■ **Set task**: Determine how many lines in the data below contain "Correlation" and write only that number.

[start Raw records]

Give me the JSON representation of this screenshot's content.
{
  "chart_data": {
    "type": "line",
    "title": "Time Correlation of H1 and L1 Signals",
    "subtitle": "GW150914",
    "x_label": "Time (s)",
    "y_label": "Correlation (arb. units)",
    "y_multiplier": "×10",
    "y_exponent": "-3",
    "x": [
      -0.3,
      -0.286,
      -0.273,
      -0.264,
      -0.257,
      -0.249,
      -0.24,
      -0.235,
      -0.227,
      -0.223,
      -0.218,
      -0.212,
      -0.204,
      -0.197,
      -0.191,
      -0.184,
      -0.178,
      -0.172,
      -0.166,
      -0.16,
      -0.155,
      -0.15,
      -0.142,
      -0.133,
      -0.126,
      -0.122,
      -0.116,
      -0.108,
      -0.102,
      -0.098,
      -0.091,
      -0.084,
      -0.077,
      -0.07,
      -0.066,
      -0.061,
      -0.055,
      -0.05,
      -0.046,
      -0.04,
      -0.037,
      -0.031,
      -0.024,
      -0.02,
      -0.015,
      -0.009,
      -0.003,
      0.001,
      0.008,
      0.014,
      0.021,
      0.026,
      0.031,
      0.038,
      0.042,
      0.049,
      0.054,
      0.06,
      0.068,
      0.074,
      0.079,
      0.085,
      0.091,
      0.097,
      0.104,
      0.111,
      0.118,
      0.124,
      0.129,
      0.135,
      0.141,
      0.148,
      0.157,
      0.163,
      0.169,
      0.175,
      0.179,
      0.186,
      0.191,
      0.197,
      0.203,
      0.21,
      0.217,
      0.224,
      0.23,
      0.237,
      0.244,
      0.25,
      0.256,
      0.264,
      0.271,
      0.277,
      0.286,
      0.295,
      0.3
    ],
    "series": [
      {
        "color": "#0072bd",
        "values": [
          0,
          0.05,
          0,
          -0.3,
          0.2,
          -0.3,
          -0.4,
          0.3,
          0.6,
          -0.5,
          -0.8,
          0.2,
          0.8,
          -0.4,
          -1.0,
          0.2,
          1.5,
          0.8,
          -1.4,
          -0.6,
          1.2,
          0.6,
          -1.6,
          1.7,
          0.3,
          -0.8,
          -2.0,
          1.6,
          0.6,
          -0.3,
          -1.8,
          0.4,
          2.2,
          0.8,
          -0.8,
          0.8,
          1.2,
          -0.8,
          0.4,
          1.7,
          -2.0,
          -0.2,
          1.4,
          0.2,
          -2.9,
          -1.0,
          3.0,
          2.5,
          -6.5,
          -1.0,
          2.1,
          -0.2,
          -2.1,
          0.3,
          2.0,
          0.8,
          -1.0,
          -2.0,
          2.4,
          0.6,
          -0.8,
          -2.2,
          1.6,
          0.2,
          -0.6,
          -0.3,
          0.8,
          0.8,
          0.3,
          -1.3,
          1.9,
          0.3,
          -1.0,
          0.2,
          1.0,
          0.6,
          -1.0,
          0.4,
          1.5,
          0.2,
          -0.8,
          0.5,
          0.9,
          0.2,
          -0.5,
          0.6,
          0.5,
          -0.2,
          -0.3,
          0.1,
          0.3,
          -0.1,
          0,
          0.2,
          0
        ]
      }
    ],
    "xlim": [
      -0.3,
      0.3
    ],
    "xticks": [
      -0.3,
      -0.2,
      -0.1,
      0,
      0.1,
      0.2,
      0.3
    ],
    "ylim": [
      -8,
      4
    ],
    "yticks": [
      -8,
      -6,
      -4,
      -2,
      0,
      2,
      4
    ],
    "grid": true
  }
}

[end Raw records]

■ **Result of this task**: 2